Exercise task
Gather the lines from the material that contain "субсидий".

---------- Dataset records

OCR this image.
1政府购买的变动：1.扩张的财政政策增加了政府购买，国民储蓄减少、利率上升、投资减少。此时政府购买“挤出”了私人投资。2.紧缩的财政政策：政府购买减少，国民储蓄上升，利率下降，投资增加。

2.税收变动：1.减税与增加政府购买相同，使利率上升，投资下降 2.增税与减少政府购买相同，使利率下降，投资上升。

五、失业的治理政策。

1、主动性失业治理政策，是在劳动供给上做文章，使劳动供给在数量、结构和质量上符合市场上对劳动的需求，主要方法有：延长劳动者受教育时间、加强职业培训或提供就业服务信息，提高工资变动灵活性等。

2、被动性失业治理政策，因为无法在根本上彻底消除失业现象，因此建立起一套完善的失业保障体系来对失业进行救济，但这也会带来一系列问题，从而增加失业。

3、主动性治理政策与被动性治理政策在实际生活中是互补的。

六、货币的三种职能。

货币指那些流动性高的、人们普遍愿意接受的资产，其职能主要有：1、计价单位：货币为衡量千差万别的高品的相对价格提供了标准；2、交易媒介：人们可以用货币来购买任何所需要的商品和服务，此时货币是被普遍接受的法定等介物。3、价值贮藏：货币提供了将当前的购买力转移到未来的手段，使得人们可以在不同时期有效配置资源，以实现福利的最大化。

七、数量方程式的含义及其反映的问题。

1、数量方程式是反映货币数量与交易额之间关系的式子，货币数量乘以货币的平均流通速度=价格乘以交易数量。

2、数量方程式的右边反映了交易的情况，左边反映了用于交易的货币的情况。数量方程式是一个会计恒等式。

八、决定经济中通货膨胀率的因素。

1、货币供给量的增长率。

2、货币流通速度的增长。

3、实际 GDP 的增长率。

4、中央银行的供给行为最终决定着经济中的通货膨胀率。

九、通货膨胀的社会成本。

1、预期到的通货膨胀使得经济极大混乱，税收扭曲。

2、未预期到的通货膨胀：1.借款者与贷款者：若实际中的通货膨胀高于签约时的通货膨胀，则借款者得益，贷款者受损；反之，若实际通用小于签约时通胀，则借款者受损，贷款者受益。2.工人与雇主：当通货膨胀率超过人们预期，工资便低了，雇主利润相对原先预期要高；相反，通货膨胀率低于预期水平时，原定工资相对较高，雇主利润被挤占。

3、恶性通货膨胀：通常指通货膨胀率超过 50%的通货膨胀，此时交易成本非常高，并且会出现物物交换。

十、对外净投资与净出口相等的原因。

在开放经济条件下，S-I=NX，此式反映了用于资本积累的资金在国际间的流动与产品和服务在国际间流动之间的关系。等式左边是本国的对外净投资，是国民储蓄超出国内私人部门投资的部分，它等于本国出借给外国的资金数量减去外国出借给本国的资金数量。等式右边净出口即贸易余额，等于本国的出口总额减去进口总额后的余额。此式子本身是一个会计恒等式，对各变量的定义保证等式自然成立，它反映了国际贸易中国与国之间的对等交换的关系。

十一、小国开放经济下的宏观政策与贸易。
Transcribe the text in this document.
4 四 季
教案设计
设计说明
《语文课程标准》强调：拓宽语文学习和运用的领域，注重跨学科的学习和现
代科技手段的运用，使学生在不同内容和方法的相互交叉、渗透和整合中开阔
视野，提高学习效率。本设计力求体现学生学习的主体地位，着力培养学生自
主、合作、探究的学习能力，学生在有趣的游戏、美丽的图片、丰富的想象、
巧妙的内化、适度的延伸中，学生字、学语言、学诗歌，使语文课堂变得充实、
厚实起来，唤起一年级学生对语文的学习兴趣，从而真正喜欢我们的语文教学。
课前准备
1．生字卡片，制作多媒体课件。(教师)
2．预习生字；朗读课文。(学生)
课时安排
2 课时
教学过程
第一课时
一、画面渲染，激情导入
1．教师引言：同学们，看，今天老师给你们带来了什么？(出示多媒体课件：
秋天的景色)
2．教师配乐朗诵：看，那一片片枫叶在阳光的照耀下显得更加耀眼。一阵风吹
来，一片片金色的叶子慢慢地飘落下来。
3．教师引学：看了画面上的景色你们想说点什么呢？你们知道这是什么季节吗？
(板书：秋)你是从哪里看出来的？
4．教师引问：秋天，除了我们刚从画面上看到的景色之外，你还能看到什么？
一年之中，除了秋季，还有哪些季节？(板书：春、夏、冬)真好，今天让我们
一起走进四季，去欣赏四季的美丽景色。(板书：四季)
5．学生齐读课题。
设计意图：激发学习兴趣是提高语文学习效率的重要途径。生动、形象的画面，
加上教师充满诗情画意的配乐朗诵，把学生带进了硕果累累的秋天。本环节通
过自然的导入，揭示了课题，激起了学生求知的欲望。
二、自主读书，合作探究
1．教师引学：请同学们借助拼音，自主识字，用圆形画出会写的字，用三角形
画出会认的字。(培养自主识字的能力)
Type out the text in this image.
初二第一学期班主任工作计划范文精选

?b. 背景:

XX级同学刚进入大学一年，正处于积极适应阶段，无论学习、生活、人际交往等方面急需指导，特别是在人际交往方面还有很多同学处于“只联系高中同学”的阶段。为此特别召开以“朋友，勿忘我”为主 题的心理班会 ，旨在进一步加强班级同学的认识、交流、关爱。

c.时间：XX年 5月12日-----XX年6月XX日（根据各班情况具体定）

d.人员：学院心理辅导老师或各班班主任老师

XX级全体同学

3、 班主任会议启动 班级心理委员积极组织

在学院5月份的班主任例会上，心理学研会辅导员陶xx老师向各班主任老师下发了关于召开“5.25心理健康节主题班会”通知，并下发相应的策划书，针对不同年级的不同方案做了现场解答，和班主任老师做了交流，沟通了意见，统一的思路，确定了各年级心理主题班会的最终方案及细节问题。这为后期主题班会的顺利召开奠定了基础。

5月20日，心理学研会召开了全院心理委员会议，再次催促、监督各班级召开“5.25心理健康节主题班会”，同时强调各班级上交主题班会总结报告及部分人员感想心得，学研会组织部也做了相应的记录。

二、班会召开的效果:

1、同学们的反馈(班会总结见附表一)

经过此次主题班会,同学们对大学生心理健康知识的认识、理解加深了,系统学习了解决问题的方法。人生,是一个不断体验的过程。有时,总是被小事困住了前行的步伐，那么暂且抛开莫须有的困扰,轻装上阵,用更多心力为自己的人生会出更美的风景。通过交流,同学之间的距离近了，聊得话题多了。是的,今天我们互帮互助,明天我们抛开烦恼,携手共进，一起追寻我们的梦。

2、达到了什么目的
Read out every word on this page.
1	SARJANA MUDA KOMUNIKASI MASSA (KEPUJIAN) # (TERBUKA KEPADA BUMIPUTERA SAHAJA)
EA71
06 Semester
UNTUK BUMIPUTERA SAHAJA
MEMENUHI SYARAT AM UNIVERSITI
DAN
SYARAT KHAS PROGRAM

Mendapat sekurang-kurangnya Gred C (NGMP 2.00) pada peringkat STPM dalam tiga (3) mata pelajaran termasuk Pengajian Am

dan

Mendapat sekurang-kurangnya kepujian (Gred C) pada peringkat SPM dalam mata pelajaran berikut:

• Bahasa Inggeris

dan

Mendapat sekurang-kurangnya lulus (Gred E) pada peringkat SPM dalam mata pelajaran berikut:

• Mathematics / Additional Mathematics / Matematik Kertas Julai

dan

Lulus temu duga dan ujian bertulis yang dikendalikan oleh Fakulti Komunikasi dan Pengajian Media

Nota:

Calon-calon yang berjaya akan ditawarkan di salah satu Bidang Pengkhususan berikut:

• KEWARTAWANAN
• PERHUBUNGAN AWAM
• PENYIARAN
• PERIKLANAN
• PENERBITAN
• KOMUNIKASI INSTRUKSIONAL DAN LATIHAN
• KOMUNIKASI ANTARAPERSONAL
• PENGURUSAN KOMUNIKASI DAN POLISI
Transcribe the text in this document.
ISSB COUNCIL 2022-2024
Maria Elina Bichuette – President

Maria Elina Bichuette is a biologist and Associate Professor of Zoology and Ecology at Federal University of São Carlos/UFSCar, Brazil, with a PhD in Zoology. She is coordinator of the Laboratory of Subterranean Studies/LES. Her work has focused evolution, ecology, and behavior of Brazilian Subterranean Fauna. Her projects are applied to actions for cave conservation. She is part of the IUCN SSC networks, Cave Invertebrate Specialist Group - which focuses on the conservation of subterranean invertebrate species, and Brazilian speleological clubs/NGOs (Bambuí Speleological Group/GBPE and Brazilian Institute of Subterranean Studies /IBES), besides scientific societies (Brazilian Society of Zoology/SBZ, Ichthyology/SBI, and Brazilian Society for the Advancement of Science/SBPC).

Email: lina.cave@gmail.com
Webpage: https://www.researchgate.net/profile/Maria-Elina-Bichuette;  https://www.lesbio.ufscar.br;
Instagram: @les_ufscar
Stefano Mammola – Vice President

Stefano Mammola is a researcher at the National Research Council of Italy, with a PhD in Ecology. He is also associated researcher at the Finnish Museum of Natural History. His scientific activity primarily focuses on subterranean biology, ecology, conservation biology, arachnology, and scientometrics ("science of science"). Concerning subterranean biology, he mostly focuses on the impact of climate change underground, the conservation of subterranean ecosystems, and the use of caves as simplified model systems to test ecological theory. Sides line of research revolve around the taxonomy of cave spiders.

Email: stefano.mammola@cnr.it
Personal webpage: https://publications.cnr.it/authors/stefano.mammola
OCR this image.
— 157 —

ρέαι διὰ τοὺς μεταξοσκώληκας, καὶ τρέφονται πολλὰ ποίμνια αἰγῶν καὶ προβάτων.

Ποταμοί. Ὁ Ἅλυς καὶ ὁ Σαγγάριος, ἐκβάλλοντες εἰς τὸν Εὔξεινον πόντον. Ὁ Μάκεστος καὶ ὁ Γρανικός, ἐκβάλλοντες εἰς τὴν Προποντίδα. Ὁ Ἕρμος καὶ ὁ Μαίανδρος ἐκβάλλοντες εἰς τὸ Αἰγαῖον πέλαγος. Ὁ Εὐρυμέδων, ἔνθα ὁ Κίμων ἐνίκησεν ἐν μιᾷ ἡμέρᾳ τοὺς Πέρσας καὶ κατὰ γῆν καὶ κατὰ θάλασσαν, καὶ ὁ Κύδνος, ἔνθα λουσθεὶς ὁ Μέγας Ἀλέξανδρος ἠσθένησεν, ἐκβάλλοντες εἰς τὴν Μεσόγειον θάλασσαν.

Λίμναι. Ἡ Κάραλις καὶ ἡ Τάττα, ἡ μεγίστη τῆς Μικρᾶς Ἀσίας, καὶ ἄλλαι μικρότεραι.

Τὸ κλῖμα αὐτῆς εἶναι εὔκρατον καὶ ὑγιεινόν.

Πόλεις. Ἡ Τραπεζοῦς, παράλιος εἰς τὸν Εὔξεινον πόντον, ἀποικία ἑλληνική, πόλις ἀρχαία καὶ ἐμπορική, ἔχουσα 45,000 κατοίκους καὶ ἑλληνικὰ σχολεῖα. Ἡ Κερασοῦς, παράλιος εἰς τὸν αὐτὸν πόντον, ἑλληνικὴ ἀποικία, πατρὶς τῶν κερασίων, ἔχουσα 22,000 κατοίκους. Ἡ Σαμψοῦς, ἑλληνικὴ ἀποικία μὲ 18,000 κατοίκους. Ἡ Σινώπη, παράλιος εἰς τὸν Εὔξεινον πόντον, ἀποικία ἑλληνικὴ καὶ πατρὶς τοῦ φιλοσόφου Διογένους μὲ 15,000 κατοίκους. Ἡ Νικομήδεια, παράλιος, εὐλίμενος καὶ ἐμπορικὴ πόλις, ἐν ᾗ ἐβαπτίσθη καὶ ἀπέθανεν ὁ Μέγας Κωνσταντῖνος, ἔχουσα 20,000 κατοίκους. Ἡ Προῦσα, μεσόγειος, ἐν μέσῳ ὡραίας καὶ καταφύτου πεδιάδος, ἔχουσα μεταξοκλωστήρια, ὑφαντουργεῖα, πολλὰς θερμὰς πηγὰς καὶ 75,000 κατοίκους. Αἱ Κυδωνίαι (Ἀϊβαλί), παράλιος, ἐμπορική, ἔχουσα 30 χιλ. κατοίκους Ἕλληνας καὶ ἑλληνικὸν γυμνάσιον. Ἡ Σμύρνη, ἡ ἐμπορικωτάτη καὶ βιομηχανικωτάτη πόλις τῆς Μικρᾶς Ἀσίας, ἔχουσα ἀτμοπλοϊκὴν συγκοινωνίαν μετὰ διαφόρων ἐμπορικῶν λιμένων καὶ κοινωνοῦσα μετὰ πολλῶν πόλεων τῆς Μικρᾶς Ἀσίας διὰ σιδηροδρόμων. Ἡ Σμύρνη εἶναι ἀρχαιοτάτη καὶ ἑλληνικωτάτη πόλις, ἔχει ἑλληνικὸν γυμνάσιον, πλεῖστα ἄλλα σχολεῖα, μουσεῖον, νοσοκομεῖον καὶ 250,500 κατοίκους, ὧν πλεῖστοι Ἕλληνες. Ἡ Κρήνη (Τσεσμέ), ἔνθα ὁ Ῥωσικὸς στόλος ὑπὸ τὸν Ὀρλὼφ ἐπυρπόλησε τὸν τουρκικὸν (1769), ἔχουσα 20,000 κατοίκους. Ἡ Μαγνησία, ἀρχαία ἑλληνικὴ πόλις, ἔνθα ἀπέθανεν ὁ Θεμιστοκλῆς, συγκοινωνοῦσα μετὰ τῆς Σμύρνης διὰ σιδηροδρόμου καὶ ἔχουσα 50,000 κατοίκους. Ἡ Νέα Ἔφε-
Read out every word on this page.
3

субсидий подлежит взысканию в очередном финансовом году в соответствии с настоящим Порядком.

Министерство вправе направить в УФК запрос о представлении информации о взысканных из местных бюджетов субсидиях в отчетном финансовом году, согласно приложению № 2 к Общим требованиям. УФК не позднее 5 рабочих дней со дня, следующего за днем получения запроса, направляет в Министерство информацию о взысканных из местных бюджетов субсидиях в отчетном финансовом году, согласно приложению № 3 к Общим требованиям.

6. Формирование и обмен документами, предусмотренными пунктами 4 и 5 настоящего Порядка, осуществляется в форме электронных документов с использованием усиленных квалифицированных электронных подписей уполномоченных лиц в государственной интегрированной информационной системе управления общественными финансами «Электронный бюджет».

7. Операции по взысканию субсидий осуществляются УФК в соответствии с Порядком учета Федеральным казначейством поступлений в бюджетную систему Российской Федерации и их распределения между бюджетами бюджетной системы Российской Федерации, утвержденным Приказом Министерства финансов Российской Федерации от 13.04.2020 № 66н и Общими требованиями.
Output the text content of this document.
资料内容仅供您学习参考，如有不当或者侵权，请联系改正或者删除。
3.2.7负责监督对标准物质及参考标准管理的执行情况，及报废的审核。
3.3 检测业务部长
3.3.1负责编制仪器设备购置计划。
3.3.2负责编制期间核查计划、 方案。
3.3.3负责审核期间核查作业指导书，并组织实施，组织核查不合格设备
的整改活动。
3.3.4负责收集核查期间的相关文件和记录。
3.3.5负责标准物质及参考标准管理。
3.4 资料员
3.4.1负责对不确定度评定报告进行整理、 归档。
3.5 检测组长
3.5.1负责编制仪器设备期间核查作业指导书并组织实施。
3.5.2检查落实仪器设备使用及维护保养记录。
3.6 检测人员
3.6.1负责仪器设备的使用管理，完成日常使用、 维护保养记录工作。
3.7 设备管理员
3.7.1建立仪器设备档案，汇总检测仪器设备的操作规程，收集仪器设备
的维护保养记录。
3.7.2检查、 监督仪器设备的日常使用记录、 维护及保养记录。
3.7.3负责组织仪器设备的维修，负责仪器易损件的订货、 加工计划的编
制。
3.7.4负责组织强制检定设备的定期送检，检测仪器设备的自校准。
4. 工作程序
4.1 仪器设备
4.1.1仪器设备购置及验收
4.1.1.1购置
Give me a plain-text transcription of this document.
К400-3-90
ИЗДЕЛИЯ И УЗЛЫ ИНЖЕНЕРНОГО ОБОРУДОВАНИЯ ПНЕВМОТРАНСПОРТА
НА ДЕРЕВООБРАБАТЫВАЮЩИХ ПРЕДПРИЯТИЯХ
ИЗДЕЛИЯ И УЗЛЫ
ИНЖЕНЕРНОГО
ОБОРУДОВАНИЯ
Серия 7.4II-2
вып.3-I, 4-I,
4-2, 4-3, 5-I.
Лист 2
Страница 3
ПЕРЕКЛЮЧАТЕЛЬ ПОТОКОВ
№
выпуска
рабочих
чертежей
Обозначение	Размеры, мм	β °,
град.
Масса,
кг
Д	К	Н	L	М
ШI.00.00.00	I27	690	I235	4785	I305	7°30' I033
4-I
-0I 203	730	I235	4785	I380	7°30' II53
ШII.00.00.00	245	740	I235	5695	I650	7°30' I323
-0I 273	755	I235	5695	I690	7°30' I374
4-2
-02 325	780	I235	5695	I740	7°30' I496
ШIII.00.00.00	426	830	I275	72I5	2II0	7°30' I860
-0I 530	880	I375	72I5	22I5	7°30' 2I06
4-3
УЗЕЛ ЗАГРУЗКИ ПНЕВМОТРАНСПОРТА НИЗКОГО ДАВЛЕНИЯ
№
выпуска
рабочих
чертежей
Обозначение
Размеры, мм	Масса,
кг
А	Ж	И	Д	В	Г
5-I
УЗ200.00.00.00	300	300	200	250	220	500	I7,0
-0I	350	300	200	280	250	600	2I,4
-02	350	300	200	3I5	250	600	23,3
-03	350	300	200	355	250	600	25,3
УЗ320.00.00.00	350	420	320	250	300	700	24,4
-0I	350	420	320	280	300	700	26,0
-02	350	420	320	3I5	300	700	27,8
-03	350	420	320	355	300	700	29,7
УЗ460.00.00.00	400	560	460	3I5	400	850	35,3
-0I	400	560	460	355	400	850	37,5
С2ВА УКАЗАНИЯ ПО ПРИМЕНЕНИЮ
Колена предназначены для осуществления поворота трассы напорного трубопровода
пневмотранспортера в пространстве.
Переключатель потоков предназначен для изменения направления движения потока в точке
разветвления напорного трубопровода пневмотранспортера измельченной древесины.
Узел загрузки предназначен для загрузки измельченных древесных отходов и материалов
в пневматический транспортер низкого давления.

--------------------

Complete response
субсидий подлежит взысканию в очередном финансовом году в соответствии с настоящим Порядком.
7. Операции по взысканию субсидий осуществляются УФК в соответствии с Порядком учета Федеральным казначейством поступлений в бюджетную систему Российской Федерации и их распределения между бюджетами бюджетной системы Российской Федерации, утвержденным Приказом Министерства финансов Российской Федерации от 13.04.2020 № 66н и Общими требованиями.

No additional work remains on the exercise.